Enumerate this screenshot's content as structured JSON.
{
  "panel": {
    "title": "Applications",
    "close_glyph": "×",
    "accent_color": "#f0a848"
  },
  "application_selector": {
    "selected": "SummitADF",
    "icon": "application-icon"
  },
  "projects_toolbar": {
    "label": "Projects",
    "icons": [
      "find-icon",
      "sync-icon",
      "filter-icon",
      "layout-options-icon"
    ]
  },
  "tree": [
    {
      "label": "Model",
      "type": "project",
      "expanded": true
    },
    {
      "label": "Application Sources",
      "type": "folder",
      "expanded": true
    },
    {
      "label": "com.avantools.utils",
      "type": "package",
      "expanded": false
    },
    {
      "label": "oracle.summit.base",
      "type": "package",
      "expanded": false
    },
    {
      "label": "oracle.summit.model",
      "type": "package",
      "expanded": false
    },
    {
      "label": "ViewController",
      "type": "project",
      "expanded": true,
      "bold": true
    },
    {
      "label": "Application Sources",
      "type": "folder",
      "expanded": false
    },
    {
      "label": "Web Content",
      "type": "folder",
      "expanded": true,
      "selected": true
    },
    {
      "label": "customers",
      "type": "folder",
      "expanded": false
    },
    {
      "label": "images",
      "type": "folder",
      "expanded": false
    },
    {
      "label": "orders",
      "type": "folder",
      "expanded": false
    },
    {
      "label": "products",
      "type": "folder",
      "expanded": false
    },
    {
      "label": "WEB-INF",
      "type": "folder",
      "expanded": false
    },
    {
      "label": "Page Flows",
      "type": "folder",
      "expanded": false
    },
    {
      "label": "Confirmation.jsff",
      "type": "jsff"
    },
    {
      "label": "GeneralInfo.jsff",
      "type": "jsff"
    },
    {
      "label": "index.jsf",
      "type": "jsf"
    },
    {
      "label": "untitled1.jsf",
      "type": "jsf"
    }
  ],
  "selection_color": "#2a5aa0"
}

- - - -

- [The exercise]: Retype the records above exactly.

- [Final result]:
Enumerate this screenshot's content as structured JSON.
{
  "panel": {
    "title": "Applications",
    "close_glyph": "×",
    "accent_color": "#f0a848"
  },
  "application_selector": {
    "selected": "SummitADF",
    "icon": "application-icon"
  },
  "projects_toolbar": {
    "label": "Projects",
    "icons": [
      "find-icon",
      "sync-icon",
      "filter-icon",
      "layout-options-icon"
    ]
  },
  "tree": [
    {
      "label": "Model",
      "type": "project",
      "expanded": true
    },
    {
      "label": "Application Sources",
      "type": "folder",
      "expanded": true
    },
    {
      "label": "com.avantools.utils",
      "type": "package",
      "expanded": false
    },
    {
      "label": "oracle.summit.base",
      "type": "package",
      "expanded": false
    },
    {
      "label": "oracle.summit.model",
      "type": "package",
      "expanded": false
    },
    {
      "label": "ViewController",
      "type": "project",
      "expanded": true,
      "bold": true
    },
    {
      "label": "Application Sources",
      "type": "folder",
      "expanded": false
    },
    {
      "label": "Web Content",
      "type": "folder",
      "expanded": true,
      "selected": true
    },
    {
      "label": "customers",
      "type": "folder",
      "expanded": false
    },
    {
      "label": "images",
      "type": "folder",
      "expanded": false
    },
    {
      "label": "orders",
      "type": "folder",
      "expanded": false
    },
    {
      "label": "products",
      "type": "folder",
      "expanded": false
    },
    {
      "label": "WEB-INF",
      "type": "folder",
      "expanded": false
    },
    {
      "label": "Page Flows",
      "type": "folder",
      "expanded": false
    },
    {
      "label": "Confirmation.jsff",
      "type": "jsff"
    },
    {
      "label": "GeneralInfo.jsff",
      "type": "jsff"
    },
    {
      "label": "index.jsf",
      "type": "jsf"
    },
    {
      "label": "untitled1.jsf",
      "type": "jsf"
    }
  ],
  "selection_color": "#2a5aa0"
}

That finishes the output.